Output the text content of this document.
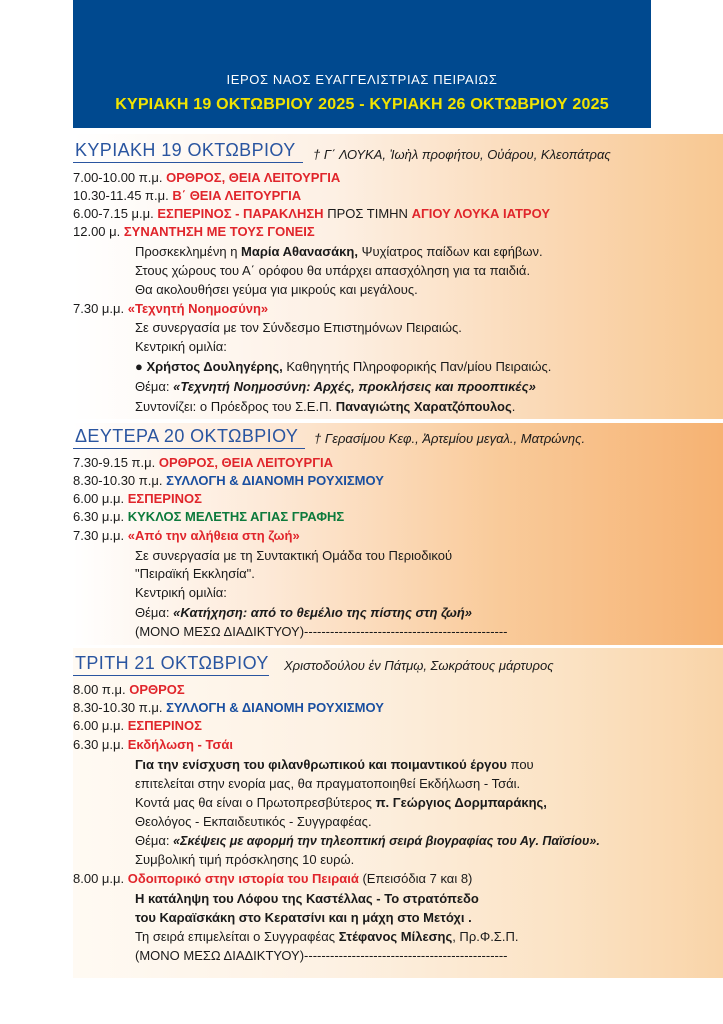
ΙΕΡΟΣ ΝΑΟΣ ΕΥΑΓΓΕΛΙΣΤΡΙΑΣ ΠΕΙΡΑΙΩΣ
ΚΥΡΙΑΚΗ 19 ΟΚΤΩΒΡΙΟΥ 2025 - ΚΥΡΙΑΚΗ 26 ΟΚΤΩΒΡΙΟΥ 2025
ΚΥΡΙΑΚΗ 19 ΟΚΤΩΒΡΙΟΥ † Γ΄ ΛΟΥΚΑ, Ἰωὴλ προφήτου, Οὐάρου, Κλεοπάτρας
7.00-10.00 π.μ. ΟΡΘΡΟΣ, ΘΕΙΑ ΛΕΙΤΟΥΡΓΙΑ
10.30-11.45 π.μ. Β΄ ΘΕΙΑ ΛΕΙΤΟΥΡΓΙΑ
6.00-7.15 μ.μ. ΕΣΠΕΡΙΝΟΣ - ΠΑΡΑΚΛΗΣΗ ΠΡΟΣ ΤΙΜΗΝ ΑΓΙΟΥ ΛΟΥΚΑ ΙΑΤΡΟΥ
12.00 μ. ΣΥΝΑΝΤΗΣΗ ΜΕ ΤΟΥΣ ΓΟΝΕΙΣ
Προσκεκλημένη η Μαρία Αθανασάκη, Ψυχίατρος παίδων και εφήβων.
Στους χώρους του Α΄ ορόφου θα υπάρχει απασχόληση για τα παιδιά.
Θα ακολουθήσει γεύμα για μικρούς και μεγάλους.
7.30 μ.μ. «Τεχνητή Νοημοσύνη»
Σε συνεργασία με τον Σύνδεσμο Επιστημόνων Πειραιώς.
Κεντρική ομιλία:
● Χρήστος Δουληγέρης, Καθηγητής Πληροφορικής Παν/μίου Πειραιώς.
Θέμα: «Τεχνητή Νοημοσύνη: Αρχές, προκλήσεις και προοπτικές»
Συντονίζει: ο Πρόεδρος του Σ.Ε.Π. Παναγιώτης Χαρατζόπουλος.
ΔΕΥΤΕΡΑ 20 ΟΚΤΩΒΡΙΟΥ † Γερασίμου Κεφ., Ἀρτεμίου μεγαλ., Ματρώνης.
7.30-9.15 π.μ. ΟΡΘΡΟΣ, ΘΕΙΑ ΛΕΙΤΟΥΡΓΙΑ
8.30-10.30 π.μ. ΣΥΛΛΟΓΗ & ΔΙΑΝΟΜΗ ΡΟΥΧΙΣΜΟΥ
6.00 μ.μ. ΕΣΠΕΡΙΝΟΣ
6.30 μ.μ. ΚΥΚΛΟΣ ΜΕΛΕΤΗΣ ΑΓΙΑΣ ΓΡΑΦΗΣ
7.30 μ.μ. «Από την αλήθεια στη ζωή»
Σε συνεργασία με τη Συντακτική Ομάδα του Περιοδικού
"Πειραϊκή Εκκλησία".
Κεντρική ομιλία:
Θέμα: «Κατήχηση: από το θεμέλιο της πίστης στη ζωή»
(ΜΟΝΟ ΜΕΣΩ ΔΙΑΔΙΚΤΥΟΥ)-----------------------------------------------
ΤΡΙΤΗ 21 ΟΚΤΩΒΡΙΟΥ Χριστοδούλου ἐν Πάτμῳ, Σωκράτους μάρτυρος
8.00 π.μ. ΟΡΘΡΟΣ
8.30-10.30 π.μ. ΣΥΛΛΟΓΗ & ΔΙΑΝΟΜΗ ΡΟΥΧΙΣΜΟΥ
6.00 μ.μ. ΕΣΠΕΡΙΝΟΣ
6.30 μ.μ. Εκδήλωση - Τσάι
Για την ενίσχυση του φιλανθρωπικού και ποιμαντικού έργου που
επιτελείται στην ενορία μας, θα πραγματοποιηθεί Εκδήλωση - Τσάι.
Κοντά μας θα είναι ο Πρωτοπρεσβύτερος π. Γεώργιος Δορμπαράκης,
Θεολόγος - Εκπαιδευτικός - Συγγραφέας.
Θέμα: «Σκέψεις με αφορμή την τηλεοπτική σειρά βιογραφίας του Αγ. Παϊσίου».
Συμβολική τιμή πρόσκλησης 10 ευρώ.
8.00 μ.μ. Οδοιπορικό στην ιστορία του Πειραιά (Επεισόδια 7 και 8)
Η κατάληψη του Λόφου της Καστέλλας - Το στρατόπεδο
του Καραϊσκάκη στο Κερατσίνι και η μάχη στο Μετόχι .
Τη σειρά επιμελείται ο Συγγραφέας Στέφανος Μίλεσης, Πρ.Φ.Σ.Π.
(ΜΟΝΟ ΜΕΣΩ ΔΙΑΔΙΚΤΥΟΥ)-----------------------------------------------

EXERCISE INSTRUCTIONS
Pictures in the records above are left out; print everything else exactly as written.

ANSWER TO THE EXERCISE
Output the text content of this document.
ΙΕΡΟΣ ΝΑΟΣ ΕΥΑΓΓΕΛΙΣΤΡΙΑΣ ΠΕΙΡΑΙΩΣ
ΚΥΡΙΑΚΗ 19 ΟΚΤΩΒΡΙΟΥ 2025 - ΚΥΡΙΑΚΗ 26 ΟΚΤΩΒΡΙΟΥ 2025
ΚΥΡΙΑΚΗ 19 ΟΚΤΩΒΡΙΟΥ † Γ΄ ΛΟΥΚΑ, Ἰωὴλ προφήτου, Οὐάρου, Κλεοπάτρας
7.00-10.00 π.μ. ΟΡΘΡΟΣ, ΘΕΙΑ ΛΕΙΤΟΥΡΓΙΑ
10.30-11.45 π.μ. Β΄ ΘΕΙΑ ΛΕΙΤΟΥΡΓΙΑ
6.00-7.15 μ.μ. ΕΣΠΕΡΙΝΟΣ - ΠΑΡΑΚΛΗΣΗ ΠΡΟΣ ΤΙΜΗΝ ΑΓΙΟΥ ΛΟΥΚΑ ΙΑΤΡΟΥ
12.00 μ. ΣΥΝΑΝΤΗΣΗ ΜΕ ΤΟΥΣ ΓΟΝΕΙΣ
Προσκεκλημένη η Μαρία Αθανασάκη, Ψυχίατρος παίδων και εφήβων.
Στους χώρους του Α΄ ορόφου θα υπάρχει απασχόληση για τα παιδιά.
Θα ακολουθήσει γεύμα για μικρούς και μεγάλους.
7.30 μ.μ. «Τεχνητή Νοημοσύνη»
Σε συνεργασία με τον Σύνδεσμο Επιστημόνων Πειραιώς.
Κεντρική ομιλία:
● Χρήστος Δουληγέρης, Καθηγητής Πληροφορικής Παν/μίου Πειραιώς.
Θέμα: «Τεχνητή Νοημοσύνη: Αρχές, προκλήσεις και προοπτικές»
Συντονίζει: ο Πρόεδρος του Σ.Ε.Π. Παναγιώτης Χαρατζόπουλος.
ΔΕΥΤΕΡΑ 20 ΟΚΤΩΒΡΙΟΥ † Γερασίμου Κεφ., Ἀρτεμίου μεγαλ., Ματρώνης.
7.30-9.15 π.μ. ΟΡΘΡΟΣ, ΘΕΙΑ ΛΕΙΤΟΥΡΓΙΑ
8.30-10.30 π.μ. ΣΥΛΛΟΓΗ & ΔΙΑΝΟΜΗ ΡΟΥΧΙΣΜΟΥ
6.00 μ.μ. ΕΣΠΕΡΙΝΟΣ
6.30 μ.μ. ΚΥΚΛΟΣ ΜΕΛΕΤΗΣ ΑΓΙΑΣ ΓΡΑΦΗΣ
7.30 μ.μ. «Από την αλήθεια στη ζωή»
Σε συνεργασία με τη Συντακτική Ομάδα του Περιοδικού
"Πειραϊκή Εκκλησία".
Κεντρική ομιλία:
Θέμα: «Κατήχηση: από το θεμέλιο της πίστης στη ζωή»
(ΜΟΝΟ ΜΕΣΩ ΔΙΑΔΙΚΤΥΟΥ)-----------------------------------------------
ΤΡΙΤΗ 21 ΟΚΤΩΒΡΙΟΥ Χριστοδούλου ἐν Πάτμῳ, Σωκράτους μάρτυρος
8.00 π.μ. ΟΡΘΡΟΣ
8.30-10.30 π.μ. ΣΥΛΛΟΓΗ & ΔΙΑΝΟΜΗ ΡΟΥΧΙΣΜΟΥ
6.00 μ.μ. ΕΣΠΕΡΙΝΟΣ
6.30 μ.μ. Εκδήλωση - Τσάι
Για την ενίσχυση του φιλανθρωπικού και ποιμαντικού έργου που
επιτελείται στην ενορία μας, θα πραγματοποιηθεί Εκδήλωση - Τσάι.
Κοντά μας θα είναι ο Πρωτοπρεσβύτερος π. Γεώργιος Δορμπαράκης,
Θεολόγος - Εκπαιδευτικός - Συγγραφέας.
Θέμα: «Σκέψεις με αφορμή την τηλεοπτική σειρά βιογραφίας του Αγ. Παϊσίου».
Συμβολική τιμή πρόσκλησης 10 ευρώ.
8.00 μ.μ. Οδοιπορικό στην ιστορία του Πειραιά (Επεισόδια 7 και 8)
Η κατάληψη του Λόφου της Καστέλλας - Το στρατόπεδο
του Καραϊσκάκη στο Κερατσίνι και η μάχη στο Μετόχι .
Τη σειρά επιμελείται ο Συγγραφέας Στέφανος Μίλεσης, Πρ.Φ.Σ.Π.
(ΜΟΝΟ ΜΕΣΩ ΔΙΑΔΙΚΤΥΟΥ)-----------------------------------------------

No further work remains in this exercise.